• **SET PROBLEM**
Write out every entry exactly as it stands.

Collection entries
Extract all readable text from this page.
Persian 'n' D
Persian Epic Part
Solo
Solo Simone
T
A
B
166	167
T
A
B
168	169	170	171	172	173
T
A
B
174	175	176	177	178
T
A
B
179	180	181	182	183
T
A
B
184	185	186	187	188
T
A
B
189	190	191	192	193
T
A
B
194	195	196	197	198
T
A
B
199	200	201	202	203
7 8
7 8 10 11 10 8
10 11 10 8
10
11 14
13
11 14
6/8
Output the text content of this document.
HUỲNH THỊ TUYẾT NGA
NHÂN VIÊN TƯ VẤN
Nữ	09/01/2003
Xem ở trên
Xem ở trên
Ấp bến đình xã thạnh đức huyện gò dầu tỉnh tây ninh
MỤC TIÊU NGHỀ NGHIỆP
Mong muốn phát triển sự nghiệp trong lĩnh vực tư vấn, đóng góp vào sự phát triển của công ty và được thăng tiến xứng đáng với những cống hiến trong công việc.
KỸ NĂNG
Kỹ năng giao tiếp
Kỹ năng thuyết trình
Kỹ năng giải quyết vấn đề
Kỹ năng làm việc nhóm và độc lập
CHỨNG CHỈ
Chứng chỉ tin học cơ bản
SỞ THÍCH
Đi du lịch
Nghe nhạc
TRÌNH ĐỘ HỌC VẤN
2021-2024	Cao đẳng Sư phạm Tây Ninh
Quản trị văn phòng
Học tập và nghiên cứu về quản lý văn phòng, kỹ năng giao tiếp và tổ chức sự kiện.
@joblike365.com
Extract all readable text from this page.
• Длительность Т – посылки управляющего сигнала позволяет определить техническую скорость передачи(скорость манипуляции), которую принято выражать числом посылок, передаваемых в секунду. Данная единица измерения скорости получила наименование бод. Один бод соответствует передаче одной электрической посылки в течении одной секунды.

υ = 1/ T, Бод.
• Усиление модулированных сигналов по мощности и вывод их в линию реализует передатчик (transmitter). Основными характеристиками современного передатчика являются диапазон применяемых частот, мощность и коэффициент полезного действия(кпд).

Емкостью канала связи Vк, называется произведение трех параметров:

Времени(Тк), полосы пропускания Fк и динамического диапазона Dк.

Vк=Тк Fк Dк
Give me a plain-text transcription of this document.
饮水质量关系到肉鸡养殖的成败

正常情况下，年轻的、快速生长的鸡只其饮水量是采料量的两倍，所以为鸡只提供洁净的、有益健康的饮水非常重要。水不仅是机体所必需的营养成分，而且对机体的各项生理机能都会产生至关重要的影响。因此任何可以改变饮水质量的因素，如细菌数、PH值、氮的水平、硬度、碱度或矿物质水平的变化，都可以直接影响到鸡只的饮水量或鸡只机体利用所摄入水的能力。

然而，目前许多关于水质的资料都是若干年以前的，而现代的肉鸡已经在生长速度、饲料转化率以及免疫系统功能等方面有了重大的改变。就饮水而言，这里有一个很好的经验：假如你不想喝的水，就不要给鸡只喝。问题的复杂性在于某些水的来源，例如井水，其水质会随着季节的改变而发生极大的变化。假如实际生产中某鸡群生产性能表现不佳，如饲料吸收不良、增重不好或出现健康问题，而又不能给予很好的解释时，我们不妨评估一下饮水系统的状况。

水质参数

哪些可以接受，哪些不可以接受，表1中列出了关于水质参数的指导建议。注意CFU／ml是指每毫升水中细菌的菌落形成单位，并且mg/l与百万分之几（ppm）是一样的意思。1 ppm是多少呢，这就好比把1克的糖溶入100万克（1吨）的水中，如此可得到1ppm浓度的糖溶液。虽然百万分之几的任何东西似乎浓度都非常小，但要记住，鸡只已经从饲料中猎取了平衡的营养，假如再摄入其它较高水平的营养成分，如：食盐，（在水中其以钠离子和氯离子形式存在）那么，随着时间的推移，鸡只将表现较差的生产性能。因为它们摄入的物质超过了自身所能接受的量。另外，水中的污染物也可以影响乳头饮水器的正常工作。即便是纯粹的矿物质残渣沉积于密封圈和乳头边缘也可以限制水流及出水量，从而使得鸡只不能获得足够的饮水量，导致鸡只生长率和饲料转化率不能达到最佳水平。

• **RESULT**
Extract all readable text from this page.
Persian 'n' D
Persian Epic Part
Solo
Solo Simone
T
A
B
166	167
T
A
B
168	169	170	171	172	173
T
A
B
174	175	176	177	178
T
A
B
179	180	181	182	183
T
A
B
184	185	186	187	188
T
A
B
189	190	191	192	193
T
A
B
194	195	196	197	198
T
A
B
199	200	201	202	203
7 8
7 8 10 11 10 8
10 11 10 8
10
11 14
13
11 14
6/8
Output the text content of this document.
HUỲNH THỊ TUYẾT NGA
NHÂN VIÊN TƯ VẤN
Nữ	09/01/2003
Xem ở trên
Xem ở trên
Ấp bến đình xã thạnh đức huyện gò dầu tỉnh tây ninh
MỤC TIÊU NGHỀ NGHIỆP
Mong muốn phát triển sự nghiệp trong lĩnh vực tư vấn, đóng góp vào sự phát triển của công ty và được thăng tiến xứng đáng với những cống hiến trong công việc.
KỸ NĂNG
Kỹ năng giao tiếp
Kỹ năng thuyết trình
Kỹ năng giải quyết vấn đề
Kỹ năng làm việc nhóm và độc lập
CHỨNG CHỈ
Chứng chỉ tin học cơ bản
SỞ THÍCH
Đi du lịch
Nghe nhạc
TRÌNH ĐỘ HỌC VẤN
2021-2024	Cao đẳng Sư phạm Tây Ninh
Quản trị văn phòng
Học tập và nghiên cứu về quản lý văn phòng, kỹ năng giao tiếp và tổ chức sự kiện.
@joblike365.com
Extract all readable text from this page.
• Длительность Т – посылки управляющего сигнала позволяет определить техническую скорость передачи(скорость манипуляции), которую принято выражать числом посылок, передаваемых в секунду. Данная единица измерения скорости получила наименование бод. Один бод соответствует передаче одной электрической посылки в течении одной секунды.

υ = 1/ T, Бод.
• Усиление модулированных сигналов по мощности и вывод их в линию реализует передатчик (transmitter). Основными характеристиками современного передатчика являются диапазон применяемых частот, мощность и коэффициент полезного действия(кпд).

Емкостью канала связи Vк, называется произведение трех параметров:

Времени(Тк), полосы пропускания Fк и динамического диапазона Dк.

Vк=Тк Fк Dк
Give me a plain-text transcription of this document.
饮水质量关系到肉鸡养殖的成败

正常情况下，年轻的、快速生长的鸡只其饮水量是采料量的两倍，所以为鸡只提供洁净的、有益健康的饮水非常重要。水不仅是机体所必需的营养成分，而且对机体的各项生理机能都会产生至关重要的影响。因此任何可以改变饮水质量的因素，如细菌数、PH值、氮的水平、硬度、碱度或矿物质水平的变化，都可以直接影响到鸡只的饮水量或鸡只机体利用所摄入水的能力。

然而，目前许多关于水质的资料都是若干年以前的，而现代的肉鸡已经在生长速度、饲料转化率以及免疫系统功能等方面有了重大的改变。就饮水而言，这里有一个很好的经验：假如你不想喝的水，就不要给鸡只喝。问题的复杂性在于某些水的来源，例如井水，其水质会随着季节的改变而发生极大的变化。假如实际生产中某鸡群生产性能表现不佳，如饲料吸收不良、增重不好或出现健康问题，而又不能给予很好的解释时，我们不妨评估一下饮水系统的状况。

水质参数

哪些可以接受，哪些不可以接受，表1中列出了关于水质参数的指导建议。注意CFU／ml是指每毫升水中细菌的菌落形成单位，并且mg/l与百万分之几（ppm）是一样的意思。1 ppm是多少呢，这就好比把1克的糖溶入100万克（1吨）的水中，如此可得到1ppm浓度的糖溶液。虽然百万分之几的任何东西似乎浓度都非常小，但要记住，鸡只已经从饲料中猎取了平衡的营养，假如再摄入其它较高水平的营养成分，如：食盐，（在水中其以钠离子和氯离子形式存在）那么，随着时间的推移，鸡只将表现较差的生产性能。因为它们摄入的物质超过了自身所能接受的量。另外，水中的污染物也可以影响乳头饮水器的正常工作。即便是纯粹的矿物质残渣沉积于密封圈和乳头边缘也可以限制水流及出水量，从而使得鸡只不能获得足够的饮水量，导致鸡只生长率和饲料转化率不能达到最佳水平。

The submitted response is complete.